Start of Stored rows

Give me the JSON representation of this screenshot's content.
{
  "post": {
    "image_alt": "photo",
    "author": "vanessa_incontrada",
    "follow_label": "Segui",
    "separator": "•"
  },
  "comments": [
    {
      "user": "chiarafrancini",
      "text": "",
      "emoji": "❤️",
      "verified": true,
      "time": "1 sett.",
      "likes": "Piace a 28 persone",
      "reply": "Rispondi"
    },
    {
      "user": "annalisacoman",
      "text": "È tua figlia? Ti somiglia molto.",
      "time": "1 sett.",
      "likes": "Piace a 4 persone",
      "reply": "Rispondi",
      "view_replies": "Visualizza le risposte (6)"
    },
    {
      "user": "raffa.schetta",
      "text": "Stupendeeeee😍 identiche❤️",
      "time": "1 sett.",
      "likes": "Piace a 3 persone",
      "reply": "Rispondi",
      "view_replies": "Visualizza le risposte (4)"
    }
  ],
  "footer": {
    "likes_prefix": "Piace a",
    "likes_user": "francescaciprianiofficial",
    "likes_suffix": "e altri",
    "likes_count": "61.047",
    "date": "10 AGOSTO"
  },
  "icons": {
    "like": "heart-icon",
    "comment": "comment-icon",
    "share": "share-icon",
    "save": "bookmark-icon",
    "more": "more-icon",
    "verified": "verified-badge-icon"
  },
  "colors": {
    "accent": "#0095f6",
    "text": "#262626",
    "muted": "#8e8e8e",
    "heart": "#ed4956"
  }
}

End of Stored rows

What to do - Output the full listing without altering anything.

Answer to the exercise -
Give me the JSON representation of this screenshot's content.
{
  "post": {
    "image_alt": "photo",
    "author": "vanessa_incontrada",
    "follow_label": "Segui",
    "separator": "•"
  },
  "comments": [
    {
      "user": "chiarafrancini",
      "text": "",
      "emoji": "❤️",
      "verified": true,
      "time": "1 sett.",
      "likes": "Piace a 28 persone",
      "reply": "Rispondi"
    },
    {
      "user": "annalisacoman",
      "text": "È tua figlia? Ti somiglia molto.",
      "time": "1 sett.",
      "likes": "Piace a 4 persone",
      "reply": "Rispondi",
      "view_replies": "Visualizza le risposte (6)"
    },
    {
      "user": "raffa.schetta",
      "text": "Stupendeeeee😍 identiche❤️",
      "time": "1 sett.",
      "likes": "Piace a 3 persone",
      "reply": "Rispondi",
      "view_replies": "Visualizza le risposte (4)"
    }
  ],
  "footer": {
    "likes_prefix": "Piace a",
    "likes_user": "francescaciprianiofficial",
    "likes_suffix": "e altri",
    "likes_count": "61.047",
    "date": "10 AGOSTO"
  },
  "icons": {
    "like": "heart-icon",
    "comment": "comment-icon",
    "share": "share-icon",
    "save": "bookmark-icon",
    "more": "more-icon",
    "verified": "verified-badge-icon"
  },
  "colors": {
    "accent": "#0095f6",
    "text": "#262626",
    "muted": "#8e8e8e",
    "heart": "#ed4956"
  }
}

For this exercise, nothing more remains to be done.